■ **WHAT IS EXPECTED**
Copy all lines below containing "subtitle".

(Records from a collection of figures)
▼
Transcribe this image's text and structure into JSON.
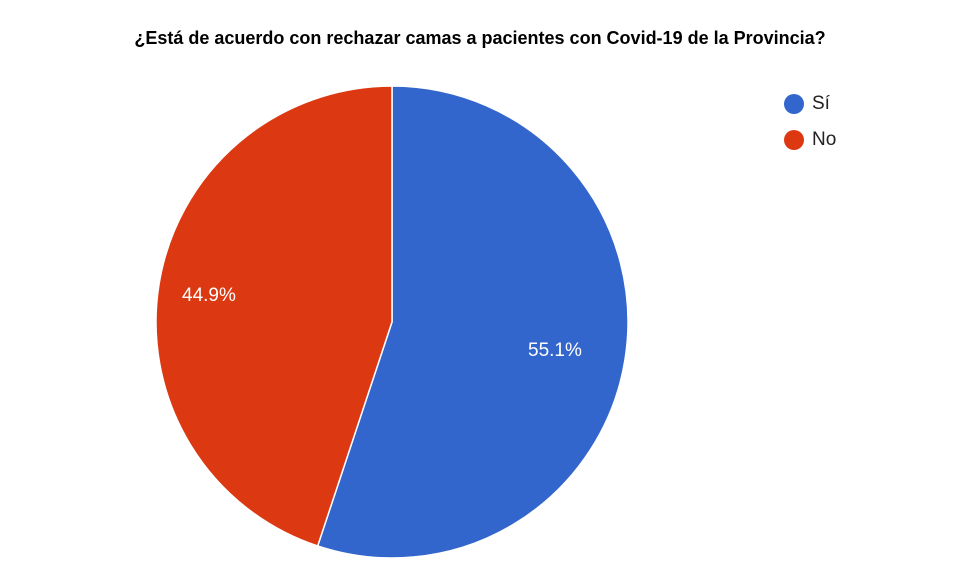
{
  "title": "¿Está de acuerdo con rechazar camas a pacientes con Covid-19 de la Provincia?",
  "legend": [
    {
      "label": "Sí",
      "color": "#3366CC"
    },
    {
      "label": "No",
      "color": "#DC3912"
    }
  ],
  "slice_labels": {
    "si": "55.1%",
    "no": "44.9%"
  },
  "chart_data": {
    "type": "pie",
    "title": "¿Está de acuerdo con rechazar camas a pacientes con Covid-19 de la Provincia?",
    "categories": [
      "Sí",
      "No"
    ],
    "values": [
      55.1,
      44.9
    ],
    "colors": [
      "#3366CC",
      "#DC3912"
    ],
    "legend_position": "right",
    "start_angle": "12 o'clock, clockwise"
  }
}
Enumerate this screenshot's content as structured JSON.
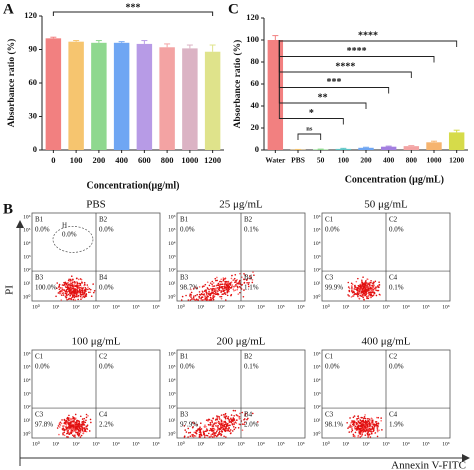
{
  "chart_data": [
    {
      "type": "bar",
      "panel": "A",
      "ylabel": "Absorbance ratio (%)",
      "xlabel": "Concentration(μg/ml)",
      "categories": [
        "0",
        "100",
        "200",
        "400",
        "600",
        "800",
        "1000",
        "1200"
      ],
      "values": [
        100,
        97,
        96,
        96,
        95,
        92,
        91,
        88
      ],
      "errors": [
        1,
        1,
        2,
        1,
        3,
        3,
        3,
        6
      ],
      "colors": [
        "#f28080",
        "#f6c56f",
        "#8fd88f",
        "#6fa6f3",
        "#b79be6",
        "#f3a3a3",
        "#dbb3c4",
        "#dfe38b"
      ],
      "ylim": [
        0,
        120
      ],
      "yticks": [
        0,
        30,
        60,
        90,
        120
      ],
      "annotations": [
        "***"
      ]
    },
    {
      "type": "bar",
      "panel": "C",
      "ylabel": "Absorbance ratio (%)",
      "xlabel": "Concentration (μg/mL)",
      "categories": [
        "Water",
        "PBS",
        "50",
        "100",
        "200",
        "400",
        "800",
        "1000",
        "1200"
      ],
      "values": [
        100,
        0.3,
        0.5,
        1,
        2,
        3,
        3.5,
        7,
        16
      ],
      "errors": [
        4,
        0.2,
        0.3,
        0.5,
        0.5,
        0.5,
        0.5,
        1,
        2
      ],
      "colors": [
        "#f28080",
        "#f6c56f",
        "#8fd88f",
        "#5fc6c6",
        "#6fa6f3",
        "#a37fe0",
        "#f3a3a3",
        "#f6b46f",
        "#d6db4a"
      ],
      "ylim": [
        0,
        120
      ],
      "yticks": [
        0,
        20,
        40,
        60,
        80,
        100,
        120
      ],
      "annotations": [
        "ns",
        "*",
        "**",
        "***",
        "****",
        "****",
        "****"
      ]
    }
  ],
  "flow_cytometry": {
    "panel": "B",
    "ylabel": "PI",
    "xlabel": "Annexin V-FITC",
    "ticks": [
      "10⁰",
      "10¹",
      "10²",
      "10³",
      "10⁴",
      "10⁵",
      "10⁶"
    ],
    "plots": [
      {
        "title": "PBS",
        "quadrants": [
          {
            "name": "B1",
            "value": "0.0%"
          },
          {
            "name": "B2",
            "value": "0.0%"
          },
          {
            "name": "B3",
            "value": "100.0%"
          },
          {
            "name": "B4",
            "value": "0.0%"
          }
        ],
        "gate": {
          "name": "H",
          "value": "0.0%"
        }
      },
      {
        "title": "25 μg/mL",
        "quadrants": [
          {
            "name": "B1",
            "value": "0.0%"
          },
          {
            "name": "B2",
            "value": "0.1%"
          },
          {
            "name": "B3",
            "value": "98.7%"
          },
          {
            "name": "B4",
            "value": "1.1%"
          }
        ]
      },
      {
        "title": "50 μg/mL",
        "quadrants": [
          {
            "name": "C1",
            "value": "0.0%"
          },
          {
            "name": "C2",
            "value": "0.0%"
          },
          {
            "name": "C3",
            "value": "99.9%"
          },
          {
            "name": "C4",
            "value": "0.1%"
          }
        ]
      },
      {
        "title": "100 μg/mL",
        "quadrants": [
          {
            "name": "C1",
            "value": "0.0%"
          },
          {
            "name": "C2",
            "value": "0.0%"
          },
          {
            "name": "C3",
            "value": "97.8%"
          },
          {
            "name": "C4",
            "value": "2.2%"
          }
        ]
      },
      {
        "title": "200 μg/mL",
        "quadrants": [
          {
            "name": "B1",
            "value": "0.0%"
          },
          {
            "name": "B2",
            "value": "0.1%"
          },
          {
            "name": "B3",
            "value": "97.9%"
          },
          {
            "name": "B4",
            "value": "2.0%"
          }
        ]
      },
      {
        "title": "400 μg/mL",
        "quadrants": [
          {
            "name": "C1",
            "value": "0.0%"
          },
          {
            "name": "C2",
            "value": "0.0%"
          },
          {
            "name": "C3",
            "value": "98.1%"
          },
          {
            "name": "C4",
            "value": "1.9%"
          }
        ]
      }
    ]
  }
}
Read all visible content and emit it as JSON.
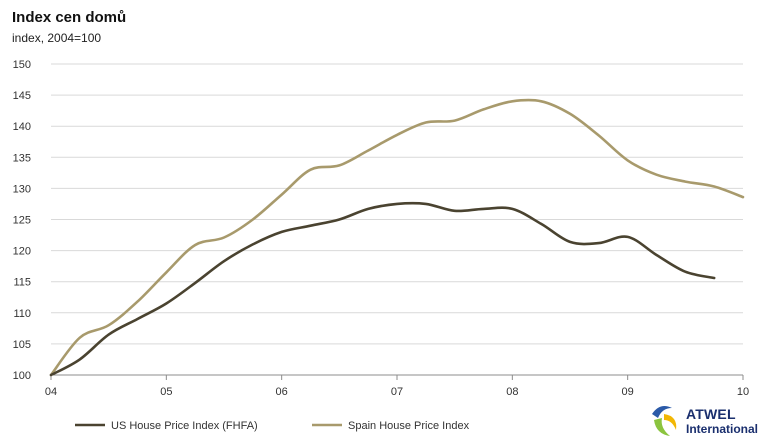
{
  "chart_data": {
    "type": "line",
    "title": "Index cen domů",
    "subtitle": "index, 2004=100",
    "xlabel": "",
    "ylabel": "",
    "ylim": [
      100,
      150
    ],
    "yticks": [
      100,
      105,
      110,
      115,
      120,
      125,
      130,
      135,
      140,
      145,
      150
    ],
    "xlim": [
      2004.0,
      2010.0
    ],
    "xticks": [
      {
        "value": 2004,
        "label": "04"
      },
      {
        "value": 2005,
        "label": "05"
      },
      {
        "value": 2006,
        "label": "06"
      },
      {
        "value": 2007,
        "label": "07"
      },
      {
        "value": 2008,
        "label": "08"
      },
      {
        "value": 2009,
        "label": "09"
      },
      {
        "value": 2010,
        "label": "10"
      }
    ],
    "grid": "horizontal",
    "legend_position": "bottom",
    "series": [
      {
        "name": "US House Price Index (FHFA)",
        "color": "#4a4330",
        "x": [
          2004.0,
          2004.25,
          2004.5,
          2004.75,
          2005.0,
          2005.25,
          2005.5,
          2005.75,
          2006.0,
          2006.25,
          2006.5,
          2006.75,
          2007.0,
          2007.25,
          2007.5,
          2007.75,
          2008.0,
          2008.25,
          2008.5,
          2008.75,
          2009.0,
          2009.25,
          2009.5,
          2009.75
        ],
        "y": [
          100.0,
          102.5,
          106.5,
          109.0,
          111.5,
          114.8,
          118.3,
          121.0,
          123.0,
          124.0,
          125.0,
          126.7,
          127.5,
          127.5,
          126.4,
          126.7,
          126.7,
          124.3,
          121.4,
          121.2,
          122.2,
          119.3,
          116.6,
          115.6
        ]
      },
      {
        "name": "Spain House Price Index",
        "color": "#a89a6c",
        "x": [
          2004.0,
          2004.25,
          2004.5,
          2004.75,
          2005.0,
          2005.25,
          2005.5,
          2005.75,
          2006.0,
          2006.25,
          2006.5,
          2006.75,
          2007.0,
          2007.25,
          2007.5,
          2007.75,
          2008.0,
          2008.25,
          2008.5,
          2008.75,
          2009.0,
          2009.25,
          2009.5,
          2009.75,
          2010.0
        ],
        "y": [
          100.0,
          106.0,
          108.0,
          111.8,
          116.5,
          120.9,
          122.1,
          125.0,
          129.0,
          133.0,
          133.7,
          136.1,
          138.6,
          140.6,
          140.9,
          142.7,
          144.0,
          144.0,
          142.0,
          138.5,
          134.5,
          132.2,
          131.1,
          130.3,
          128.6
        ]
      }
    ]
  },
  "brand": {
    "name": "ATWEL",
    "subtitle": "International",
    "colors": [
      "#2b5aa8",
      "#8bc43f",
      "#f2b705"
    ]
  }
}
▲
■ **SOLUTION FOR THIS PROBLEM**
    "subtitle": "index, 2004=100",
    "subtitle": "International",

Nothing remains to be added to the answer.